### Given instruction a
Put the records into a JSON list of strings, one string per line and no blank lines. Begin at the first line of the records and stop after the line containing "data-point <box>526 86 530 92</box>".

[start Text block]

# Installing Pure-FTPd

## Fredrich

I've installed pure-ftpd on my gentoo box. This is what I've done this far:

emerge -pv pure-ftpd

*change use flags*

emerge pure-ftpd

nano /etc/conf.d/pure-ftpd

/etc/init.d/pure-ftpd start

When I try to log in everything works great. It's just that no folders are showing up when I'm logged into the ftp and when I try to make a folder, it gets deleted/not created.

Anyone? I'm new to Linux so try taking it easy on me  :Smile: 

----------

## Bio

Hello,

You should paste your /etc/conf.d/pure-ftpd file, that would help

Did you uncomment the IS_CONFIGURED="yes" line?

----------

## Fredrich

# Config file for /etc/init.d/pure-ftpd

##Comment variables out to disable its features, or change the values in it... ##

## This variable must be uncommented in order for the server to start ##

IS_CONFIGURED="yes"

## FTP Server,Port (separated by comma) ##

## If you prefer host names over IP addresses, it's your choice:

## SERVER="-S ftp.rtchat.com,21"

## IPv6 addresses are supported.

## !!! WARNING !!!

## Using an invalid IP will result in the server not starting,

## but reporting a correct start!

## SERVER="-S 192.168.1.175,21"

## By default binds to all available IPs.

SERVER="-S 21"

## Number of simultaneous connections in total, and per IP ##

MAX_CONN="-c 30"

MAX_CONN_IP="-C 10"

## Start daemonized in background ##

DAEMON="-B"

## Don't allow uploads if the partition is more full then this var ##

DISK_FULL="-k 95%"

## If your FTP server is behind a NAT box, uncomment this ##

USE_NAT="-N"

## Authentication mechanisms (others are 'pam', ...) ##

## Further infos can be found in the README file.

AUTH="-l unix"

## Change the maximum idle time (in minutes) ##

## If this variable is not defined, it will default to 15 minutes.

#TIMEOUT="-I <timeout>'"

## Facility used for syslog logging ##

## If this variable is not defined, it will default to the 'ftp' facility.

## Logging can be disabled with '-f none'.

LOG="-f none"

## Charset conversion support *experimental* ##

## Only works if USE "charconv" is enabled (only Pure-FTPd >=1.0.21).

## Set the charset of the filesystem.

# CHARCONV="--fscharset <charset>"

## If you want to process each file uploaded through Pure-FTPd, enter the name

## of the script that should process the files below.

## man pure-uploadscript to learn more about how to write this script.

# UPLOADSCRIPT="/path/to/uploadscript"

## Misc. Others ##

MISC_OTHER="-A -E -x -j -Z"

[end Text block]
[start Record list]

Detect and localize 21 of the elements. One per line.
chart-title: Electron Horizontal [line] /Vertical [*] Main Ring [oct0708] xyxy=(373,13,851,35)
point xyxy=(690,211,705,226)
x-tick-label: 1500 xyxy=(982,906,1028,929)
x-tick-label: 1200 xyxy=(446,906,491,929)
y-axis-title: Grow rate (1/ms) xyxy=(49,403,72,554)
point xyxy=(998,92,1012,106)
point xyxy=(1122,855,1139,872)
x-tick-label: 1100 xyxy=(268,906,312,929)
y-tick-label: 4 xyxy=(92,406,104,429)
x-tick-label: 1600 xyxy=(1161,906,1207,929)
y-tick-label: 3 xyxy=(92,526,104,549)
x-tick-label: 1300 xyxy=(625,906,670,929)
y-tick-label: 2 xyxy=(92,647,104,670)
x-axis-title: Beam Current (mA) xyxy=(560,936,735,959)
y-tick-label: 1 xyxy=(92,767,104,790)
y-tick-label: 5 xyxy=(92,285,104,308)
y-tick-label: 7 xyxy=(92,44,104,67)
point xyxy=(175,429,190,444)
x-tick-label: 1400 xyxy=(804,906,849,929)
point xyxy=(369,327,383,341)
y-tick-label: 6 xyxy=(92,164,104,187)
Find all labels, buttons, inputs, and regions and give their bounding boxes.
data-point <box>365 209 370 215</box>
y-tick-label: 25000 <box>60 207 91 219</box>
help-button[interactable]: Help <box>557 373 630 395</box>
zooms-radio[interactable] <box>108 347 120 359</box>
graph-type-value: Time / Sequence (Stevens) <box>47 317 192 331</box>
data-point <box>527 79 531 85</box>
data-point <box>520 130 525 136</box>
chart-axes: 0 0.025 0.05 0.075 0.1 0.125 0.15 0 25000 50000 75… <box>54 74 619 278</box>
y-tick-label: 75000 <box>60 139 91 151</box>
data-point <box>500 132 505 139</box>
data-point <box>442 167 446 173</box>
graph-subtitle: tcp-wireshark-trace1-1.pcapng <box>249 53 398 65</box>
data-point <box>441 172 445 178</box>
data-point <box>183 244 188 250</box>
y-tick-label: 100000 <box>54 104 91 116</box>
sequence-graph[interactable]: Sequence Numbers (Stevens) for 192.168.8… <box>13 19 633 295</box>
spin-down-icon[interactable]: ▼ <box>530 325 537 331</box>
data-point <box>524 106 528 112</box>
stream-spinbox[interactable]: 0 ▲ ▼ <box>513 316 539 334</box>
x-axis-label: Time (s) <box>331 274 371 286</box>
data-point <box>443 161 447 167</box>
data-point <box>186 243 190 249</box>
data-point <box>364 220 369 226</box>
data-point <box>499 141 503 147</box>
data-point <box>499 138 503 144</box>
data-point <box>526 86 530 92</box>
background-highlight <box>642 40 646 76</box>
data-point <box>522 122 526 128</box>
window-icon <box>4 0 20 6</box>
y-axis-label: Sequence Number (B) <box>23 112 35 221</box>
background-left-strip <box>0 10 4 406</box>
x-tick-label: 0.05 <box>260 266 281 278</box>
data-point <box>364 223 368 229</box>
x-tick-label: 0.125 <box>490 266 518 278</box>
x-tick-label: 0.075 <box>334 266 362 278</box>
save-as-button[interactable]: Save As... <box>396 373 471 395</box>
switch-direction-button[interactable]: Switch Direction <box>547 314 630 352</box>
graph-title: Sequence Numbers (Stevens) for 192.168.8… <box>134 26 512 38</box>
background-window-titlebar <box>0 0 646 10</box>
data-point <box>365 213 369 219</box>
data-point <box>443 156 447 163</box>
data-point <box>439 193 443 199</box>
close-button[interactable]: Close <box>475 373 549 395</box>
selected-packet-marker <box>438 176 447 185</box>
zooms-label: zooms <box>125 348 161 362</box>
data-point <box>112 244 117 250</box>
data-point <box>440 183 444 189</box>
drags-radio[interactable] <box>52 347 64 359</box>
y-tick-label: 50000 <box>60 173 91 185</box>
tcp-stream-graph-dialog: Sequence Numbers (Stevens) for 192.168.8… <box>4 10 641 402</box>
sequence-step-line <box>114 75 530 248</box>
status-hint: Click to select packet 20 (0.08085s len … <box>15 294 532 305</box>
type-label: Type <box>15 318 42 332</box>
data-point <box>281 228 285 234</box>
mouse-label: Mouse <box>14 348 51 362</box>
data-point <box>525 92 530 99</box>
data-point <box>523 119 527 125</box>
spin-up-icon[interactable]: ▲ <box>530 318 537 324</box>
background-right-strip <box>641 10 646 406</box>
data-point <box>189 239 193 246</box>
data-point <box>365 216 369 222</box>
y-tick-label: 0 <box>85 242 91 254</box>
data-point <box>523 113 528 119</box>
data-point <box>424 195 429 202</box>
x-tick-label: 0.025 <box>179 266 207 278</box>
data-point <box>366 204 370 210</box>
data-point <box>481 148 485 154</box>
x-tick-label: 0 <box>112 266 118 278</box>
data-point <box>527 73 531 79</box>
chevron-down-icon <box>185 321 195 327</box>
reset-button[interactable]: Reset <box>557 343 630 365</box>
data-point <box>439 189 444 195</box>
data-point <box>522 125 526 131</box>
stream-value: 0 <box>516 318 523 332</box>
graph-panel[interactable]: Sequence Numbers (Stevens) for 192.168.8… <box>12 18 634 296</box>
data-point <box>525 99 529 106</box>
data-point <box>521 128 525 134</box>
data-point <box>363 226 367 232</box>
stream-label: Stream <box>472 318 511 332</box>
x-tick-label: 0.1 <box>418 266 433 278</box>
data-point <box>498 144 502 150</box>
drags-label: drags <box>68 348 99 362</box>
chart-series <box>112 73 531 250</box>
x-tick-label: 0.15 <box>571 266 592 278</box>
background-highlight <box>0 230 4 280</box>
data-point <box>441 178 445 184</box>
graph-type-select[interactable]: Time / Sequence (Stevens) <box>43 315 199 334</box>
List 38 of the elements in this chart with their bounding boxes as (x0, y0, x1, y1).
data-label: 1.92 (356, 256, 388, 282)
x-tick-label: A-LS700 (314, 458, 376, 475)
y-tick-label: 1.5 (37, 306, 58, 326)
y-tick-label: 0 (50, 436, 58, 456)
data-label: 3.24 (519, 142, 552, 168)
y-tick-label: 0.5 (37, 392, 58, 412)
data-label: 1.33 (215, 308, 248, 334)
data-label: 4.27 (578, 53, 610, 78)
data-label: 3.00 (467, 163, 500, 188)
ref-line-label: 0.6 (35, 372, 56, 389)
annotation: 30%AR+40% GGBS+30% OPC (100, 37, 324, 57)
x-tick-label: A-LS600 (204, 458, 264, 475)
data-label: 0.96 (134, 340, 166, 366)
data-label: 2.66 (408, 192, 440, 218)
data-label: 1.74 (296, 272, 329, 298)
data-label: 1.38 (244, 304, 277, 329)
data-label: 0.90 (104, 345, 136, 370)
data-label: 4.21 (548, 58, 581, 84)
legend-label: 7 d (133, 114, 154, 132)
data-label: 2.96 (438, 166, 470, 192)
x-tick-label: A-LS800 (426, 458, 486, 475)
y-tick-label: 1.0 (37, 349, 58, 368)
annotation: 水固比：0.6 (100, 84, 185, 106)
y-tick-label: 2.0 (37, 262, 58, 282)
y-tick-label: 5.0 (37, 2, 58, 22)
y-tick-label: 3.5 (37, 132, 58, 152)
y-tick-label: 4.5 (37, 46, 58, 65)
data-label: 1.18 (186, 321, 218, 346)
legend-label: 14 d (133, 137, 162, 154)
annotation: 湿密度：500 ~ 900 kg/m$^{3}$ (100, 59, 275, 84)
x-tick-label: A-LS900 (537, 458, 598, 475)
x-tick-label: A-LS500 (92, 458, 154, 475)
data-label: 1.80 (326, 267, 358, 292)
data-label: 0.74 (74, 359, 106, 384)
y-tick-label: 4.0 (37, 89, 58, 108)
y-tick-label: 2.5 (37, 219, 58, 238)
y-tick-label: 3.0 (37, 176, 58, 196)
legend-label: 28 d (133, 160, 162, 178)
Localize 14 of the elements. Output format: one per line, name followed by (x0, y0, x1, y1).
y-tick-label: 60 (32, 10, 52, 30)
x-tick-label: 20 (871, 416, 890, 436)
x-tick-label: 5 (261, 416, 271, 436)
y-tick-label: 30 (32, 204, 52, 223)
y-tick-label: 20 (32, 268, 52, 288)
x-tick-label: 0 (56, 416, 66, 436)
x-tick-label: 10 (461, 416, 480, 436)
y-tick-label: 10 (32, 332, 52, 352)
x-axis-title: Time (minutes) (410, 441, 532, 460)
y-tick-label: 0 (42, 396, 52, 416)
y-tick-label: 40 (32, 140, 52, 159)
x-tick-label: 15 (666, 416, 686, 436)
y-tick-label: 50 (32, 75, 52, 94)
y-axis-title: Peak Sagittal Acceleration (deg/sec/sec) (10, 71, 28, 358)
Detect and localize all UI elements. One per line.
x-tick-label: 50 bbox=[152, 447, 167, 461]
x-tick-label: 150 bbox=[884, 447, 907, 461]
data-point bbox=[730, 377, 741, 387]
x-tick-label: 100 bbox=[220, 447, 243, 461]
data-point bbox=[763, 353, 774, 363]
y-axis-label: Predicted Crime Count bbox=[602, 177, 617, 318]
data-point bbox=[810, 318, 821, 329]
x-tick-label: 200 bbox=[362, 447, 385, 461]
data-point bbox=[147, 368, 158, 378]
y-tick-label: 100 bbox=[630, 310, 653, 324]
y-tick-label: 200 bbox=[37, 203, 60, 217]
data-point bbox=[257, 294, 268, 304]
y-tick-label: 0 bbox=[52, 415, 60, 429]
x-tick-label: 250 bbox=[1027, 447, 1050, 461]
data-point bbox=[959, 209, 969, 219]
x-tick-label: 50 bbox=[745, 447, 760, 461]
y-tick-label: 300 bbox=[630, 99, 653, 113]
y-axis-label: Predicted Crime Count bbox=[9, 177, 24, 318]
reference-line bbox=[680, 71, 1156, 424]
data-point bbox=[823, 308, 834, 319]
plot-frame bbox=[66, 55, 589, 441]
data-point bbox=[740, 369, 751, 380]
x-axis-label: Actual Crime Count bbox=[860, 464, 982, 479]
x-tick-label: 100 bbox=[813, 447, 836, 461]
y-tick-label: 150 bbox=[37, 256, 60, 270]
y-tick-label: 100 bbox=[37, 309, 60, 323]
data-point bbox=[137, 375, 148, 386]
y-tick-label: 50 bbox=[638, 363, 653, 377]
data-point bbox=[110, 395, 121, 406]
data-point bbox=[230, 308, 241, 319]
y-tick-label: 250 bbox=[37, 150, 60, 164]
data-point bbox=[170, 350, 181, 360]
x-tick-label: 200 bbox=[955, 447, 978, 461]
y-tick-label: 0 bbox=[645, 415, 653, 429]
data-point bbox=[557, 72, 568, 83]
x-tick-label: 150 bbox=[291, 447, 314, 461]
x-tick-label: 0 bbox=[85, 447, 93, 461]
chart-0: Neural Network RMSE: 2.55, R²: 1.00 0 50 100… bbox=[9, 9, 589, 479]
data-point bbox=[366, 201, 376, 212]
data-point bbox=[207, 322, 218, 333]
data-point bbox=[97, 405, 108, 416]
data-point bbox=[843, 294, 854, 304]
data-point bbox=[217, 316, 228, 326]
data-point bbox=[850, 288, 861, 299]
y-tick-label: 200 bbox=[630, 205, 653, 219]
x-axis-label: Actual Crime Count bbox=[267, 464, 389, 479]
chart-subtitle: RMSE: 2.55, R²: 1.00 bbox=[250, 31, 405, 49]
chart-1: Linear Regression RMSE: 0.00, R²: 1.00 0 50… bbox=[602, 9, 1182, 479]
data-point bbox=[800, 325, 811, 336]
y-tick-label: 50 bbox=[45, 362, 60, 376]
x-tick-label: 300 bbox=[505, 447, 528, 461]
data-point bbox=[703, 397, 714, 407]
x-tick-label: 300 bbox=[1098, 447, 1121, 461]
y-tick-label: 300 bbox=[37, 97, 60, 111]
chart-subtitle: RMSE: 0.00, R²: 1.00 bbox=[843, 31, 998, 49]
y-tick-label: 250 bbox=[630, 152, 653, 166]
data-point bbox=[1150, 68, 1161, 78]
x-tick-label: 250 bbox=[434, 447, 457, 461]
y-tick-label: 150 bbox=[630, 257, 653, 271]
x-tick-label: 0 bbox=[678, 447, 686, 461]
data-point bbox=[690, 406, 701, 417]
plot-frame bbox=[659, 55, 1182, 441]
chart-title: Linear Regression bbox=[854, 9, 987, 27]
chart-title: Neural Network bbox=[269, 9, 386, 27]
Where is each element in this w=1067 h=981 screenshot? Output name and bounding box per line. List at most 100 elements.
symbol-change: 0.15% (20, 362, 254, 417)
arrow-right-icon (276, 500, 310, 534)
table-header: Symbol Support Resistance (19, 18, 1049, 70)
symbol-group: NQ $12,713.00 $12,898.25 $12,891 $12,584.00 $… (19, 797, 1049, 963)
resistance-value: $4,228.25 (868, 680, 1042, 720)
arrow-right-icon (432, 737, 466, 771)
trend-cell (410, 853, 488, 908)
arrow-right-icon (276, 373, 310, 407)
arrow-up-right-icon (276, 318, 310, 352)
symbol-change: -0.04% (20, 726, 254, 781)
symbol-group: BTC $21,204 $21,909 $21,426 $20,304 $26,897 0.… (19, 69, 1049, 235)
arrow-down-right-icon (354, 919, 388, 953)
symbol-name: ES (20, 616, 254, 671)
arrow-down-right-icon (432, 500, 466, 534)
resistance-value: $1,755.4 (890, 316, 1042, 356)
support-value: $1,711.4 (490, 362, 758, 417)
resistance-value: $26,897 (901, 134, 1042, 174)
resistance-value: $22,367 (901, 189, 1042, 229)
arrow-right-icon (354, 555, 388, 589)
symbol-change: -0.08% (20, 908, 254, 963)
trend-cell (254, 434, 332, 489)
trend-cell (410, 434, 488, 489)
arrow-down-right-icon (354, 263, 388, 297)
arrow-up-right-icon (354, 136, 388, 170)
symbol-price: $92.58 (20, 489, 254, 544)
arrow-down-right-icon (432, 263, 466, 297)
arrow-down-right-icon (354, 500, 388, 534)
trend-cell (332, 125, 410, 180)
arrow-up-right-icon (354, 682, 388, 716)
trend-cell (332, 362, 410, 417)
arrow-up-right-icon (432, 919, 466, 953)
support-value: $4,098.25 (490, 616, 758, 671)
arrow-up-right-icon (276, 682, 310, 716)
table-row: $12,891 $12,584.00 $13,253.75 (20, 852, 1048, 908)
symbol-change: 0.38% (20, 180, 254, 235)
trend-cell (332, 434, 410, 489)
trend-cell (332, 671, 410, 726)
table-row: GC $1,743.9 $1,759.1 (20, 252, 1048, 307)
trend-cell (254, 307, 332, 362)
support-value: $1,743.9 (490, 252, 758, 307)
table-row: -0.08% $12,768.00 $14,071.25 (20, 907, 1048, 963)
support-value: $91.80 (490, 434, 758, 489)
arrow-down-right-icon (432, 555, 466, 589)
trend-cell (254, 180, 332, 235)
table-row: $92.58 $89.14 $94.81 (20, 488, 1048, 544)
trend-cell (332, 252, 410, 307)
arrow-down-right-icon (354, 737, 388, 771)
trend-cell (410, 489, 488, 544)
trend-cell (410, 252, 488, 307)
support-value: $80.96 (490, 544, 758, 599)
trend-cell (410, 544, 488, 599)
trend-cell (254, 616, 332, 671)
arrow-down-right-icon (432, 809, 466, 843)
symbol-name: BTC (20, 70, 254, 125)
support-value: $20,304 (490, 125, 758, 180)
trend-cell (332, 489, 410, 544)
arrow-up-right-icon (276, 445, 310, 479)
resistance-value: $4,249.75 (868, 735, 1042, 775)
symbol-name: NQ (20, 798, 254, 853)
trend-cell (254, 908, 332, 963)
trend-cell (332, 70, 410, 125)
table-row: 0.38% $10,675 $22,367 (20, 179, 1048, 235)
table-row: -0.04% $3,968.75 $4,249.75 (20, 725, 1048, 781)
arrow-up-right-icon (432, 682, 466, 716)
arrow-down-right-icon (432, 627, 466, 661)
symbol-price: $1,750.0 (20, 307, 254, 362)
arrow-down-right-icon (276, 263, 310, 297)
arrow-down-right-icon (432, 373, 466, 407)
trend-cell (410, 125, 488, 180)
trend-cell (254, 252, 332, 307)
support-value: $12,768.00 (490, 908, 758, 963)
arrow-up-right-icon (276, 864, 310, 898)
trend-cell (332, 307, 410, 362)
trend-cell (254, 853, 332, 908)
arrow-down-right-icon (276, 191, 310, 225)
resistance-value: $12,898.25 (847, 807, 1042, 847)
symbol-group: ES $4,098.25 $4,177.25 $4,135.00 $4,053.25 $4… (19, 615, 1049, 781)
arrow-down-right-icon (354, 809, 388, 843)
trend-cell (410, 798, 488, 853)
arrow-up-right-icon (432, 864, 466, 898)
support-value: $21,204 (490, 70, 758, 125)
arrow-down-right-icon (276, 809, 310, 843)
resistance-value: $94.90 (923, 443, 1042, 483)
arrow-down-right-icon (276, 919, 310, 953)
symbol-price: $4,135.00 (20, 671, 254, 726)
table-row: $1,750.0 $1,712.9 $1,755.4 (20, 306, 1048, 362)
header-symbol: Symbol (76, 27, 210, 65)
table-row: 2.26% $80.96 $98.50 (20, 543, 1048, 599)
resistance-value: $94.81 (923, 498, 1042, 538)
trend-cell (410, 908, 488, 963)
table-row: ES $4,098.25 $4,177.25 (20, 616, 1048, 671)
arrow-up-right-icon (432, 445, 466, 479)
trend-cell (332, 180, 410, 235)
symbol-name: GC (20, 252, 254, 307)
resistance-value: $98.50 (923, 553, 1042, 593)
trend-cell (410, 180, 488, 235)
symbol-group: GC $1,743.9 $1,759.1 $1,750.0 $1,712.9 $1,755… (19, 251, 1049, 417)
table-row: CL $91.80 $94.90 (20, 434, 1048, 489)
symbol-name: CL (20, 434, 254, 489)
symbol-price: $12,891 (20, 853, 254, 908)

[end Record list]

### Given instruction b
Copy the passage of the Pure-FTPd thread that begins at the words "## Set the charset" and stops after the words "write this script.".

### Right answer a
[
  "Detect and localize 21 of the elements. One per line.",
  "chart-title: Electron Horizontal [line] /Vertical [*] Main Ring [oct0708] xyxy=(373,13,851,35)",
  "point xyxy=(690,211,705,226)",
  "x-tick-label: 1500 xyxy=(982,906,1028,929)",
  "x-tick-label: 1200 xyxy=(446,906,491,929)",
  "y-axis-title: Grow rate (1/ms) xyxy=(49,403,72,554)",
  "point xyxy=(998,92,1012,106)",
  "point xyxy=(1122,855,1139,872)",
  "x-tick-label: 1100 xyxy=(268,906,312,929)",
  "y-tick-label: 4 xyxy=(92,406,104,429)",
  "x-tick-label: 1600 xyxy=(1161,906,1207,929)",
  "y-tick-label: 3 xyxy=(92,526,104,549)",
  "x-tick-label: 1300 xyxy=(625,906,670,929)",
  "y-tick-label: 2 xyxy=(92,647,104,670)",
  "x-axis-title: Beam Current (mA) xyxy=(560,936,735,959)",
  "y-tick-label: 1 xyxy=(92,767,104,790)",
  "y-tick-label: 5 xyxy=(92,285,104,308)",
  "y-tick-label: 7 xyxy=(92,44,104,67)",
  "point xyxy=(175,429,190,444)",
  "x-tick-label: 1400 xyxy=(804,906,849,929)",
  "point xyxy=(369,327,383,341)",
  "y-tick-label: 6 xyxy=(92,164,104,187)",
  "Find all labels, buttons, inputs, and regions and give their bounding boxes.",
  "data-point <box>365 209 370 215</box>",
  "y-tick-label: 25000 <box>60 207 91 219</box>",
  "help-button[interactable]: Help <box>557 373 630 395</box>",
  "zooms-radio[interactable] <box>108 347 120 359</box>",
  "graph-type-value: Time / Sequence (Stevens) <box>47 317 192 331</box>",
  "data-point <box>527 79 531 85</box>",
  "data-point <box>520 130 525 136</box>",
  "chart-axes: 0 0.025 0.05 0.075 0.1 0.125 0.15 0 25000 50000 75… <box>54 74 619 278</box>",
  "y-tick-label: 75000 <box>60 139 91 151</box>",
  "data-point <box>500 132 505 139</box>",
  "data-point <box>442 167 446 173</box>",
  "graph-subtitle: tcp-wireshark-trace1-1.pcapng <box>249 53 398 65</box>",
  "data-point <box>441 172 445 178</box>",
  "data-point <box>183 244 188 250</box>",
  "y-tick-label: 100000 <box>54 104 91 116</box>",
  "sequence-graph[interactable]: Sequence Numbers (Stevens) for 192.168.8… <box>13 19 633 295</box>",
  "spin-down-icon[interactable]: ▼ <box>530 325 537 331</box>",
  "data-point <box>524 106 528 112</box>",
  "stream-spinbox[interactable]: 0 ▲ ▼ <box>513 316 539 334</box>",
  "x-axis-label: Time (s) <box>331 274 371 286</box>",
  "data-point <box>443 161 447 167</box>",
  "data-point <box>186 243 190 249</box>",
  "data-point <box>364 220 369 226</box>",
  "data-point <box>499 141 503 147</box>",
  "data-point <box>499 138 503 144</box>",
  "data-point <box>526 86 530 92</box>"
]

### Right answer b
## Set the charset of the filesystem.

# CHARCONV="--fscharset <charset>"

## If you want to process each file uploaded through Pure-FTPd, enter the name

## of the script that should process the files below.

## man pure-uploadscript to learn more about how to write this script.